** Given text follows **

I neglected to mention that there is a very viewable photo on Hillbilly Researcher's blog site of the 1946 Dixie Playboys. It was apparently published in a Glen Thompson songbook in that year and shows and names six musicians, but gives no certain means of matching names to men. With the UNC photos as a point of reference, you can probably get around that.
I found a list of 5 Glen Thompson/Nelson Teal 78s on Hillbilly Researcher's blog site. They were numbered 10-001, 10-002, 10-003, 10-005 and 10-006. He assumed the existence of 10-004 and left a blank for it. The first 4 listed discs had matrixes prefixed with NBT (for Nelson B. Teal). The first three discs had consecutive mxs from 101 through 106. 10-005 had NBT-111 and NBT-112. On 10-006, the NBT prefix was abandoned and a GT prefix (for Glen Thompson) was adopted. The number series was also switched and the two sides on 10-006 became GT-009 and GT-010. Now for the $64,000 question: Was 10-004 ever issued? UNC says there were 5 issued and we know about 5. If the GT series was counting issued matrices, it would reach #10 with the fifth disc. Mx NBT-112, however, admits of the possibility of 12 sides being cut, of which sides numbered NBT-107/GT-007 and NBT-108/GT-008 would have been available for issuance on 10-004.

** End of Given text **
** Excerpted records follows **

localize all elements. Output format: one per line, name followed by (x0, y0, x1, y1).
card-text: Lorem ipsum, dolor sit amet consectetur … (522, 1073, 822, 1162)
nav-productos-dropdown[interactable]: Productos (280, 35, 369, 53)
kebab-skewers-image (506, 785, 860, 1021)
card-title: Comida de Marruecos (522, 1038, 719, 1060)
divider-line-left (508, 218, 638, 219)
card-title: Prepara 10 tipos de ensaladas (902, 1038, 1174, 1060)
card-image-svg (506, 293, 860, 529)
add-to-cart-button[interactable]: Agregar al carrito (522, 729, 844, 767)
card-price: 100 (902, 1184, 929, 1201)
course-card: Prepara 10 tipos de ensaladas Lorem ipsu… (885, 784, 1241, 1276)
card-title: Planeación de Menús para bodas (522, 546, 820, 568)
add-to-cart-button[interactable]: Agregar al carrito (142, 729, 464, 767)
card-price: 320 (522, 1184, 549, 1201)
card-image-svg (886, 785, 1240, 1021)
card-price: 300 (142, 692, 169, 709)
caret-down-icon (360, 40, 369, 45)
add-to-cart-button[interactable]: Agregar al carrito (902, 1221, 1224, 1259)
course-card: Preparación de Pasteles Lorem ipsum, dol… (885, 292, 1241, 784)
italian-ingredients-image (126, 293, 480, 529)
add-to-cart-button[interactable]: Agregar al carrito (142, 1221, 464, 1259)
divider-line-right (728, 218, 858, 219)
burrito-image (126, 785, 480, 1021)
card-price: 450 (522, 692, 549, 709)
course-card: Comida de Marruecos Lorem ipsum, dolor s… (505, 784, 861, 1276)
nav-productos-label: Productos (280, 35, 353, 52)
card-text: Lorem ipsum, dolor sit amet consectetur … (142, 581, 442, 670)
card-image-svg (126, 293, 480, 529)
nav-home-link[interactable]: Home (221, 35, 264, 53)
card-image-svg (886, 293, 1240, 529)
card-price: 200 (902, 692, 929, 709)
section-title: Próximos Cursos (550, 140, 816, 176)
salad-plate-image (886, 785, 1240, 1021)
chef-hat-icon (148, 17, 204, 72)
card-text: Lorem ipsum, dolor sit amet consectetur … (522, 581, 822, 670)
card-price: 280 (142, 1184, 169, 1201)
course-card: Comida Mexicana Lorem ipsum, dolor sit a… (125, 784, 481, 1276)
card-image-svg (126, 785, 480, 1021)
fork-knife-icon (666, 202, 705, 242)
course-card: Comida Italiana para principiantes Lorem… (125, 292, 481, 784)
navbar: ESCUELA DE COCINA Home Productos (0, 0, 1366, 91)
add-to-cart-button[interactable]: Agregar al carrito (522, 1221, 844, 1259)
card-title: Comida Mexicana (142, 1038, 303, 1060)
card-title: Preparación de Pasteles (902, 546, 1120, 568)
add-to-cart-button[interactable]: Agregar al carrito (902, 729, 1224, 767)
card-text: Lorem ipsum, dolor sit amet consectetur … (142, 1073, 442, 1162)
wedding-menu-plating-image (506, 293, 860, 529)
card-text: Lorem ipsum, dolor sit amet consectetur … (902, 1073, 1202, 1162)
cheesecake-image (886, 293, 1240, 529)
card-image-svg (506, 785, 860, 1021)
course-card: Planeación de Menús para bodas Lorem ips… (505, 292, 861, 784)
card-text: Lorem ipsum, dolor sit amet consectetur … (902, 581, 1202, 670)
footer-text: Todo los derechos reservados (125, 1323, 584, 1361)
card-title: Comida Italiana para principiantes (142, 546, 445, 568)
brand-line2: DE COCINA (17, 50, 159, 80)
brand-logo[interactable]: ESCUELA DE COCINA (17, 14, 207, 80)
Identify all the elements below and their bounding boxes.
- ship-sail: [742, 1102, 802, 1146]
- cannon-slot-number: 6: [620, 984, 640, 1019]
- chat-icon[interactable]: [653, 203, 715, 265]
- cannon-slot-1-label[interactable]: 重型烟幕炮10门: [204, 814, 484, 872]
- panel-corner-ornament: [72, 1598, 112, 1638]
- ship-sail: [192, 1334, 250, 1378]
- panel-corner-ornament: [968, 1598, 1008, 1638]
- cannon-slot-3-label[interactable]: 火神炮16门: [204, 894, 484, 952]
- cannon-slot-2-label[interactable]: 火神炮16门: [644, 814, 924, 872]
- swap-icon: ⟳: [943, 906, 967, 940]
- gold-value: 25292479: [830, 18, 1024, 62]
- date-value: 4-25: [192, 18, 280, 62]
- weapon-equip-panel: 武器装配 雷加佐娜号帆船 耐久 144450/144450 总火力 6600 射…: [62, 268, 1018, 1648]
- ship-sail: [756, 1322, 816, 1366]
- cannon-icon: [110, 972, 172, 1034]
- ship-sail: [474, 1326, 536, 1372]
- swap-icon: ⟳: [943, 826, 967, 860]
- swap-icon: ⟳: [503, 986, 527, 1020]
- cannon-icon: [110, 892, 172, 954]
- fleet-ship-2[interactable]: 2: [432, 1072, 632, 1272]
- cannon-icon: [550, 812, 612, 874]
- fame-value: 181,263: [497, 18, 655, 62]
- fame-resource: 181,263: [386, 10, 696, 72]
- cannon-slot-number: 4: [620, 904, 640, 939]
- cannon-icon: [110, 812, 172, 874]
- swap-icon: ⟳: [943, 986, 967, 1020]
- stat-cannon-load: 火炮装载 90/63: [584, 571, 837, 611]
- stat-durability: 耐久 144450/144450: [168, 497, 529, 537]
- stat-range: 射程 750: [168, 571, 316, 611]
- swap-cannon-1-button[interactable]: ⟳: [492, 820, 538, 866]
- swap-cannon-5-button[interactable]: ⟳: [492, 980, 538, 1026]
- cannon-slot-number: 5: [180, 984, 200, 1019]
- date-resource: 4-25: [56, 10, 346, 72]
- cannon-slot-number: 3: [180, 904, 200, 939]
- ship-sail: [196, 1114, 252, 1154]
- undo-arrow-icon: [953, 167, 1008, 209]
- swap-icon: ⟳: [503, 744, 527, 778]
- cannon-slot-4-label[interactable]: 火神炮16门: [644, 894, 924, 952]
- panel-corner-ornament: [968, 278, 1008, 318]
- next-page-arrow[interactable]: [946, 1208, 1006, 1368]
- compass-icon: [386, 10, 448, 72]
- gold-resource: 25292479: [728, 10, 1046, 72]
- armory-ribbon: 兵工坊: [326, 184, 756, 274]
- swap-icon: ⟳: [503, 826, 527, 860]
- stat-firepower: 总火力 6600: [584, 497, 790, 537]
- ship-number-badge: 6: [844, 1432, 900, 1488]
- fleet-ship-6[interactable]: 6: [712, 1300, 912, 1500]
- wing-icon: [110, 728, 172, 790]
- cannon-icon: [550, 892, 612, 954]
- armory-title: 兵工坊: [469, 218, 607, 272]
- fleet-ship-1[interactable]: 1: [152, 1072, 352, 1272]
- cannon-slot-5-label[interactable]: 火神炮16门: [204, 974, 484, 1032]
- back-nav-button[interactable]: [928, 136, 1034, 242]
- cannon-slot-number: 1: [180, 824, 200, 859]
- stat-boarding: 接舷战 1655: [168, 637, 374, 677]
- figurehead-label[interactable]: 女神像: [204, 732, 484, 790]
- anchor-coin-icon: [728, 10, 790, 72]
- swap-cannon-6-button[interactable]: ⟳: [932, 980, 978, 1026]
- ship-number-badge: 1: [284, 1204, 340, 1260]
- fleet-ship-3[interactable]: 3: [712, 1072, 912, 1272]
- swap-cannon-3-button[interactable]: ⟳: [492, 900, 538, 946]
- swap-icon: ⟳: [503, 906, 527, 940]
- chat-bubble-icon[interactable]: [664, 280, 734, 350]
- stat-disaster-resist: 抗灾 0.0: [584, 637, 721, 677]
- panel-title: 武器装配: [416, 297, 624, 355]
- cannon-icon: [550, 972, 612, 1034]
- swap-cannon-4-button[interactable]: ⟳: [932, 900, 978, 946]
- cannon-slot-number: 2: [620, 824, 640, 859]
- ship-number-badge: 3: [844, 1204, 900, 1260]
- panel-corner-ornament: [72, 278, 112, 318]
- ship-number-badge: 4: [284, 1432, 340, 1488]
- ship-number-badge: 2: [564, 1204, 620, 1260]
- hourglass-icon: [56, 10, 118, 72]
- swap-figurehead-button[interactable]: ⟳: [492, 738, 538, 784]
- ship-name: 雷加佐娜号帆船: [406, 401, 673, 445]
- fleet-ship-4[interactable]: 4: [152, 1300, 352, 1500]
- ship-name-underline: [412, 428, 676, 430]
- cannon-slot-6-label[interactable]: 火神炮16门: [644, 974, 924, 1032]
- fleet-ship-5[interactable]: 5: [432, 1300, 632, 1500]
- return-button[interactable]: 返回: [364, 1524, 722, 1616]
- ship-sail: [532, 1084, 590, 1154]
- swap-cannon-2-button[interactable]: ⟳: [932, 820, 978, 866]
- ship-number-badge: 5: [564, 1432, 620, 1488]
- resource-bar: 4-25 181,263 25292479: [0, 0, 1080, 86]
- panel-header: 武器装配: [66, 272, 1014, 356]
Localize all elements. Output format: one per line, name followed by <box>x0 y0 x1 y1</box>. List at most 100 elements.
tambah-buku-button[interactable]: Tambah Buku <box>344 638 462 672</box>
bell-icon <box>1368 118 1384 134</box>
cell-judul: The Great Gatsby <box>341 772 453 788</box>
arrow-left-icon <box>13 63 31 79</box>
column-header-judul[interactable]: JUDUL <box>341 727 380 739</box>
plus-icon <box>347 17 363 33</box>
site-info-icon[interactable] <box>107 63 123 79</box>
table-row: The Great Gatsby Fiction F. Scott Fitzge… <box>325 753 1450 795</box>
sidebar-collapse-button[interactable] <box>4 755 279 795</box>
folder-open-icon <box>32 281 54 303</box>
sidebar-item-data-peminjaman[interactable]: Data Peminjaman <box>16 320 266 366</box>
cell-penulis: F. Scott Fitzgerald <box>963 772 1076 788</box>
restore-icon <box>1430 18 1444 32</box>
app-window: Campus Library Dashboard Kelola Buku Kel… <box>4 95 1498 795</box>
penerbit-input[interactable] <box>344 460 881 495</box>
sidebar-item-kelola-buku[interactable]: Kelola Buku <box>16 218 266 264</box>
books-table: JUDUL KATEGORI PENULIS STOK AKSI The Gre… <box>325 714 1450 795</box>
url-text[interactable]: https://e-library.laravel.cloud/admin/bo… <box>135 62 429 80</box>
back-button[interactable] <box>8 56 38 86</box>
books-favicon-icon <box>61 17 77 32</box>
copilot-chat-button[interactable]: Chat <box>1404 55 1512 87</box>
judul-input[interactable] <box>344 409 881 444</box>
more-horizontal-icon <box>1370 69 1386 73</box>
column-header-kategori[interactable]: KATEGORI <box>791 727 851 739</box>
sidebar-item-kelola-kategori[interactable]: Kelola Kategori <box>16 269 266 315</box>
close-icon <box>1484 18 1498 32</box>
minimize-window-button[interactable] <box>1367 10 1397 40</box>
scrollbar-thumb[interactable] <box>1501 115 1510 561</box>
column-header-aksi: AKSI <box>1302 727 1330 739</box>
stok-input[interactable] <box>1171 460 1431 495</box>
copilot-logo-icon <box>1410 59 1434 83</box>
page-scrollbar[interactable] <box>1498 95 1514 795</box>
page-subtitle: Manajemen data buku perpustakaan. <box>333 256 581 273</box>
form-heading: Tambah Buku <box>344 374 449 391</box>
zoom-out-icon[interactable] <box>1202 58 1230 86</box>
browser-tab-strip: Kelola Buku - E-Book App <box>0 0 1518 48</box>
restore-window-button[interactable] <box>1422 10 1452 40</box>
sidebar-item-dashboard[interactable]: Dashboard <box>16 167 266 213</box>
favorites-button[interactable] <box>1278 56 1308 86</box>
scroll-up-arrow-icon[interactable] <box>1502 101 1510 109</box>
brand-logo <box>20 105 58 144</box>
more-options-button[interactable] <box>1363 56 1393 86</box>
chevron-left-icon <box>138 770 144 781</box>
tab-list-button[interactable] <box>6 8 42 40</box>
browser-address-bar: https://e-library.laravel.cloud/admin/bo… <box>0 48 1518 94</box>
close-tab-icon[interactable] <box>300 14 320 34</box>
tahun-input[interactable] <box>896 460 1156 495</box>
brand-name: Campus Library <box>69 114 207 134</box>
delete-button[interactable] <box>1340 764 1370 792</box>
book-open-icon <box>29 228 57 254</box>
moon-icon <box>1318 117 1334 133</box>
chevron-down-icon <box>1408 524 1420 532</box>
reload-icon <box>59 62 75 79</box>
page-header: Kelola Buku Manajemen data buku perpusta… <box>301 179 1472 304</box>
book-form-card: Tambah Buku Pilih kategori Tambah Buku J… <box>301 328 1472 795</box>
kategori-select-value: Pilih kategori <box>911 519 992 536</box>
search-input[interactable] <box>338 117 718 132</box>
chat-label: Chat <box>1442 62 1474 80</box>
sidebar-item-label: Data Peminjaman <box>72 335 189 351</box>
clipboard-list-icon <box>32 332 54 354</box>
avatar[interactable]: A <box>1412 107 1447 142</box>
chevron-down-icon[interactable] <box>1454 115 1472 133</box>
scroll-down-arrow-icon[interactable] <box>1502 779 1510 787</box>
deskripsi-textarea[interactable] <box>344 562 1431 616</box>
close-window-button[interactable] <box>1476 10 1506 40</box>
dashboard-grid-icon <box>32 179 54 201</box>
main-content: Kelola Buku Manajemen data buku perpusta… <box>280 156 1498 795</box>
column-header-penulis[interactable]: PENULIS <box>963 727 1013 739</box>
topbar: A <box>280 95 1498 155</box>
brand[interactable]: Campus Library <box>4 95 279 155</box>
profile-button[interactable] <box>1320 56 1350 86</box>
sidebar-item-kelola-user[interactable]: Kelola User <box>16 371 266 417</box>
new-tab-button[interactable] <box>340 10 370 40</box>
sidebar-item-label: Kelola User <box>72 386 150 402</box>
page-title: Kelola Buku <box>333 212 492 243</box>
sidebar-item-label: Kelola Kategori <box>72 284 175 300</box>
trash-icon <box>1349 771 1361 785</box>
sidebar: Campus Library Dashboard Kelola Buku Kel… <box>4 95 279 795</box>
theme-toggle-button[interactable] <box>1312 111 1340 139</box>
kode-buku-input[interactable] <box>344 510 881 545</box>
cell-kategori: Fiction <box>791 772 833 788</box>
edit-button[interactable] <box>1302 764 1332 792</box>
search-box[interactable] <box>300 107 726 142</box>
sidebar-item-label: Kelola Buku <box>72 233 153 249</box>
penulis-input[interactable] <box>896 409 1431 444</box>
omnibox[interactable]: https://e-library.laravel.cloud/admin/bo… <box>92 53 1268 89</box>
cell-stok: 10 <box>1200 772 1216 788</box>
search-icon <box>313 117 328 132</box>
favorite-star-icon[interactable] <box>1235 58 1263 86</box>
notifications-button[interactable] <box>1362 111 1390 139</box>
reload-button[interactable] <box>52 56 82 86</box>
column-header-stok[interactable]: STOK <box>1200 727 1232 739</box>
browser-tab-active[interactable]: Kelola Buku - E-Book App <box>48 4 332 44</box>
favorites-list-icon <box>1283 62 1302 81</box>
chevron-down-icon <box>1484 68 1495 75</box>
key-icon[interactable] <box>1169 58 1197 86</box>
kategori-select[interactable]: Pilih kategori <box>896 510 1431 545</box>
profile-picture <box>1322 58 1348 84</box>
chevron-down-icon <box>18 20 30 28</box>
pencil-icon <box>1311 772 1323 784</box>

** End of Excerpted records **

▶ **Prompt**: Continue the text on the Glen Thompson and Nelson Teal 78s, picking up right after its final sentence.

▶ **Answer space**:
Actually there is one photo on that site that I can see full-size via Google image search, and that is clearly showing that Babe Harrell was on string bass, Billy Purcell on steel guitar, Glenn Thompson on guitar (with his name on it), Sleepy Johnson on guitar as well (as we know, he also played fiddle and banjo) and Curly Gardner played electric guitar. There is also a fiddle player on this photo, named Rocky Stone.
So we can fix the release date as 1946: His band, the Blue Ridge Entertainers, performed daily on Burlington radio station WBBB; the band, with some personnel changes, changed its name in 1946 to Glenn Thompson and his Dixie Playboys. From that year to 1948, they released five 78s on Thompson's own label, recorded at the Nelson Teal Studios in Burlington.
There is also a photograph of the "Original Dixie Playboys lineup", showing Babe Harrell, Billy Purcell, Glenn Thompson, Sleepy Johnson and Curly Gardner. As I can't blow up the thumbnails there, I cannot say who played which instrument.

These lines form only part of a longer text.